[Dataset listings of figures]
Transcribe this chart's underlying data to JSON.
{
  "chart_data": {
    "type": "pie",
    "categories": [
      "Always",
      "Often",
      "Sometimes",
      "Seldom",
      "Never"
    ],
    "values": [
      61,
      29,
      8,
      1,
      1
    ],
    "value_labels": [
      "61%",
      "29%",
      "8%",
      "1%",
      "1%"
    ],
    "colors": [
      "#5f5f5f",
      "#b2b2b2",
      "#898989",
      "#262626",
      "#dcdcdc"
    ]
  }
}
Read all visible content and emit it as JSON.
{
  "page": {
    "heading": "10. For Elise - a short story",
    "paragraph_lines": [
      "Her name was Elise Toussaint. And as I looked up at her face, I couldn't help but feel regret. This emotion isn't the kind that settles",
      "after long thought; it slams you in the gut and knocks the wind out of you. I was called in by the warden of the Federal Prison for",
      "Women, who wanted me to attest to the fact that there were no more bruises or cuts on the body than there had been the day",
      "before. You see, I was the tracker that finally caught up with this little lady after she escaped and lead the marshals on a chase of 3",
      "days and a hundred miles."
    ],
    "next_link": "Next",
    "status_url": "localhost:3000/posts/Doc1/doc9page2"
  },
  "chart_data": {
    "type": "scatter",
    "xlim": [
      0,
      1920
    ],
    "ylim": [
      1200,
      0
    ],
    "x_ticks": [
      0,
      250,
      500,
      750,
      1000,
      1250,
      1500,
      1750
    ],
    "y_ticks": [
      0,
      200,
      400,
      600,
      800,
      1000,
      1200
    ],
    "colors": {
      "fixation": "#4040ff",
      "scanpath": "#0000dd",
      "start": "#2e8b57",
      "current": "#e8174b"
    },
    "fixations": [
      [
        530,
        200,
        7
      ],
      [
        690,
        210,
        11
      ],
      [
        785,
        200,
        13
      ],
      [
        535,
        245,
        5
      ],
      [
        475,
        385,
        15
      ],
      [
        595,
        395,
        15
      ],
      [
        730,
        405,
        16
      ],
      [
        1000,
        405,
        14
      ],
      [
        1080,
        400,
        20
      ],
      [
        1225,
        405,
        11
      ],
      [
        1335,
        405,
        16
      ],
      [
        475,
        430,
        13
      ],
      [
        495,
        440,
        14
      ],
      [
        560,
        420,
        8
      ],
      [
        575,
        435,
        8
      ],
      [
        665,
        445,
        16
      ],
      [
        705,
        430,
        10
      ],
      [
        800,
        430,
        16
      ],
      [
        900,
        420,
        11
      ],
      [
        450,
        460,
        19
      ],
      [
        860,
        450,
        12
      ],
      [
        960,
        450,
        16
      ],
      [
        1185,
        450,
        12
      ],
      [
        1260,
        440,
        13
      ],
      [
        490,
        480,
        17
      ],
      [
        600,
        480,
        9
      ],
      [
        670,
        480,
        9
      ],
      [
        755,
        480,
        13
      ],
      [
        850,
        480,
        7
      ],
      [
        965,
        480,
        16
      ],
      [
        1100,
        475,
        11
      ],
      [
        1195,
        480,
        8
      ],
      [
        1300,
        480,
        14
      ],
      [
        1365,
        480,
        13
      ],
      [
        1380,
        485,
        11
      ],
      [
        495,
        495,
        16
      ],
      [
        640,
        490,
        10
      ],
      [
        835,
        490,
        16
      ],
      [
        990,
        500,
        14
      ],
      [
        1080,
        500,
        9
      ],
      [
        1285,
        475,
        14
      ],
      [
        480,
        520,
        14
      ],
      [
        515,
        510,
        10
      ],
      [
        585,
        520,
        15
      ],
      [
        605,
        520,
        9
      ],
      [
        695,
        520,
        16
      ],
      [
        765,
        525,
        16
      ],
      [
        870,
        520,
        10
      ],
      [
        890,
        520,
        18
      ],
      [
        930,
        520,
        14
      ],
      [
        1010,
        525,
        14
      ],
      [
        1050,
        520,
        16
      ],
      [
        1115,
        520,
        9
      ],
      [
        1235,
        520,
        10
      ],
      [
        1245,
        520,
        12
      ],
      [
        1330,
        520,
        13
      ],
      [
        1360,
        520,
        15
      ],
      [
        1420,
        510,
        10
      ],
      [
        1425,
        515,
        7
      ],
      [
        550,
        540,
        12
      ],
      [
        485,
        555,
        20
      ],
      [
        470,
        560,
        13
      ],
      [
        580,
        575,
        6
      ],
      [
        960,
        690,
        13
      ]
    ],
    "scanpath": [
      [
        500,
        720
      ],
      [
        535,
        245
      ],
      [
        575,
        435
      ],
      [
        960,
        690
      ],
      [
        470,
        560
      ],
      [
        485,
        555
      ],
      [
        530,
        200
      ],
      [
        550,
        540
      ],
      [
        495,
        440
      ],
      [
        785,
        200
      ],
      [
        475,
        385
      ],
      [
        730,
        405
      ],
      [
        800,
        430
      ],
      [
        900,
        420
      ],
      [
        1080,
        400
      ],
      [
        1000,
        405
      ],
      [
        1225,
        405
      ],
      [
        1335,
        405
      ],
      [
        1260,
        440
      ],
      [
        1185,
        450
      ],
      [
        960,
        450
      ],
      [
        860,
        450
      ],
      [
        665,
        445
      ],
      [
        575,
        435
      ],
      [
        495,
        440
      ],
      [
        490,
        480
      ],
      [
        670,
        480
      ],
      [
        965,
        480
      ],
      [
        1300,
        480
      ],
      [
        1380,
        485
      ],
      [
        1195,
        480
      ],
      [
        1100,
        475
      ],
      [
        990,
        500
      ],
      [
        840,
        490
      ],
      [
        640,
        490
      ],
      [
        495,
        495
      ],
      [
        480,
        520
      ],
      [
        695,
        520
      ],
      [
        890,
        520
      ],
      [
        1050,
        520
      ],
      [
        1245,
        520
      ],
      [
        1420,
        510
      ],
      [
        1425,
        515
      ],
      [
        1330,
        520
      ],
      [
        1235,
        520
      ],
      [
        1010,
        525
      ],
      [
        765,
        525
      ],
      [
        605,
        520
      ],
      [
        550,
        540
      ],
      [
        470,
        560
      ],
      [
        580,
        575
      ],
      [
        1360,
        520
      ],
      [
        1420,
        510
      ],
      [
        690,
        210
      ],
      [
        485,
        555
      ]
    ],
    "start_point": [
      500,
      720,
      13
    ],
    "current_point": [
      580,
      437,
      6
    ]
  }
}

PROBLEM STATEMENT ->
Set all of the entries down again, exactly as they were given.

REPLY ->
Transcribe this chart's underlying data to JSON.
{
  "chart_data": {
    "type": "pie",
    "categories": [
      "Always",
      "Often",
      "Sometimes",
      "Seldom",
      "Never"
    ],
    "values": [
      61,
      29,
      8,
      1,
      1
    ],
    "value_labels": [
      "61%",
      "29%",
      "8%",
      "1%",
      "1%"
    ],
    "colors": [
      "#5f5f5f",
      "#b2b2b2",
      "#898989",
      "#262626",
      "#dcdcdc"
    ]
  }
}
Read all visible content and emit it as JSON.
{
  "page": {
    "heading": "10. For Elise - a short story",
    "paragraph_lines": [
      "Her name was Elise Toussaint. And as I looked up at her face, I couldn't help but feel regret. This emotion isn't the kind that settles",
      "after long thought; it slams you in the gut and knocks the wind out of you. I was called in by the warden of the Federal Prison for",
      "Women, who wanted me to attest to the fact that there were no more bruises or cuts on the body than there had been the day",
      "before. You see, I was the tracker that finally caught up with this little lady after she escaped and lead the marshals on a chase of 3",
      "days and a hundred miles."
    ],
    "next_link": "Next",
    "status_url": "localhost:3000/posts/Doc1/doc9page2"
  },
  "chart_data": {
    "type": "scatter",
    "xlim": [
      0,
      1920
    ],
    "ylim": [
      1200,
      0
    ],
    "x_ticks": [
      0,
      250,
      500,
      750,
      1000,
      1250,
      1500,
      1750
    ],
    "y_ticks": [
      0,
      200,
      400,
      600,
      800,
      1000,
      1200
    ],
    "colors": {
      "fixation": "#4040ff",
      "scanpath": "#0000dd",
      "start": "#2e8b57",
      "current": "#e8174b"
    },
    "fixations": [
      [
        530,
        200,
        7
      ],
      [
        690,
        210,
        11
      ],
      [
        785,
        200,
        13
      ],
      [
        535,
        245,
        5
      ],
      [
        475,
        385,
        15
      ],
      [
        595,
        395,
        15
      ],
      [
        730,
        405,
        16
      ],
      [
        1000,
        405,
        14
      ],
      [
        1080,
        400,
        20
      ],
      [
        1225,
        405,
        11
      ],
      [
        1335,
        405,
        16
      ],
      [
        475,
        430,
        13
      ],
      [
        495,
        440,
        14
      ],
      [
        560,
        420,
        8
      ],
      [
        575,
        435,
        8
      ],
      [
        665,
        445,
        16
      ],
      [
        705,
        430,
        10
      ],
      [
        800,
        430,
        16
      ],
      [
        900,
        420,
        11
      ],
      [
        450,
        460,
        19
      ],
      [
        860,
        450,
        12
      ],
      [
        960,
        450,
        16
      ],
      [
        1185,
        450,
        12
      ],
      [
        1260,
        440,
        13
      ],
      [
        490,
        480,
        17
      ],
      [
        600,
        480,
        9
      ],
      [
        670,
        480,
        9
      ],
      [
        755,
        480,
        13
      ],
      [
        850,
        480,
        7
      ],
      [
        965,
        480,
        16
      ],
      [
        1100,
        475,
        11
      ],
      [
        1195,
        480,
        8
      ],
      [
        1300,
        480,
        14
      ],
      [
        1365,
        480,
        13
      ],
      [
        1380,
        485,
        11
      ],
      [
        495,
        495,
        16
      ],
      [
        640,
        490,
        10
      ],
      [
        835,
        490,
        16
      ],
      [
        990,
        500,
        14
      ],
      [
        1080,
        500,
        9
      ],
      [
        1285,
        475,
        14
      ],
      [
        480,
        520,
        14
      ],
      [
        515,
        510,
        10
      ],
      [
        585,
        520,
        15
      ],
      [
        605,
        520,
        9
      ],
      [
        695,
        520,
        16
      ],
      [
        765,
        525,
        16
      ],
      [
        870,
        520,
        10
      ],
      [
        890,
        520,
        18
      ],
      [
        930,
        520,
        14
      ],
      [
        1010,
        525,
        14
      ],
      [
        1050,
        520,
        16
      ],
      [
        1115,
        520,
        9
      ],
      [
        1235,
        520,
        10
      ],
      [
        1245,
        520,
        12
      ],
      [
        1330,
        520,
        13
      ],
      [
        1360,
        520,
        15
      ],
      [
        1420,
        510,
        10
      ],
      [
        1425,
        515,
        7
      ],
      [
        550,
        540,
        12
      ],
      [
        485,
        555,
        20
      ],
      [
        470,
        560,
        13
      ],
      [
        580,
        575,
        6
      ],
      [
        960,
        690,
        13
      ]
    ],
    "scanpath": [
      [
        500,
        720
      ],
      [
        535,
        245
      ],
      [
        575,
        435
      ],
      [
        960,
        690
      ],
      [
        470,
        560
      ],
      [
        485,
        555
      ],
      [
        530,
        200
      ],
      [
        550,
        540
      ],
      [
        495,
        440
      ],
      [
        785,
        200
      ],
      [
        475,
        385
      ],
      [
        730,
        405
      ],
      [
        800,
        430
      ],
      [
        900,
        420
      ],
      [
        1080,
        400
      ],
      [
        1000,
        405
      ],
      [
        1225,
        405
      ],
      [
        1335,
        405
      ],
      [
        1260,
        440
      ],
      [
        1185,
        450
      ],
      [
        960,
        450
      ],
      [
        860,
        450
      ],
      [
        665,
        445
      ],
      [
        575,
        435
      ],
      [
        495,
        440
      ],
      [
        490,
        480
      ],
      [
        670,
        480
      ],
      [
        965,
        480
      ],
      [
        1300,
        480
      ],
      [
        1380,
        485
      ],
      [
        1195,
        480
      ],
      [
        1100,
        475
      ],
      [
        990,
        500
      ],
      [
        840,
        490
      ],
      [
        640,
        490
      ],
      [
        495,
        495
      ],
      [
        480,
        520
      ],
      [
        695,
        520
      ],
      [
        890,
        520
      ],
      [
        1050,
        520
      ],
      [
        1245,
        520
      ],
      [
        1420,
        510
      ],
      [
        1425,
        515
      ],
      [
        1330,
        520
      ],
      [
        1235,
        520
      ],
      [
        1010,
        525
      ],
      [
        765,
        525
      ],
      [
        605,
        520
      ],
      [
        550,
        540
      ],
      [
        470,
        560
      ],
      [
        580,
        575
      ],
      [
        1360,
        520
      ],
      [
        1420,
        510
      ],
      [
        690,
        210
      ],
      [
        485,
        555
      ]
    ],
    "start_point": [
      500,
      720,
      13
    ],
    "current_point": [
      580,
      437,
      6
    ]
  }
}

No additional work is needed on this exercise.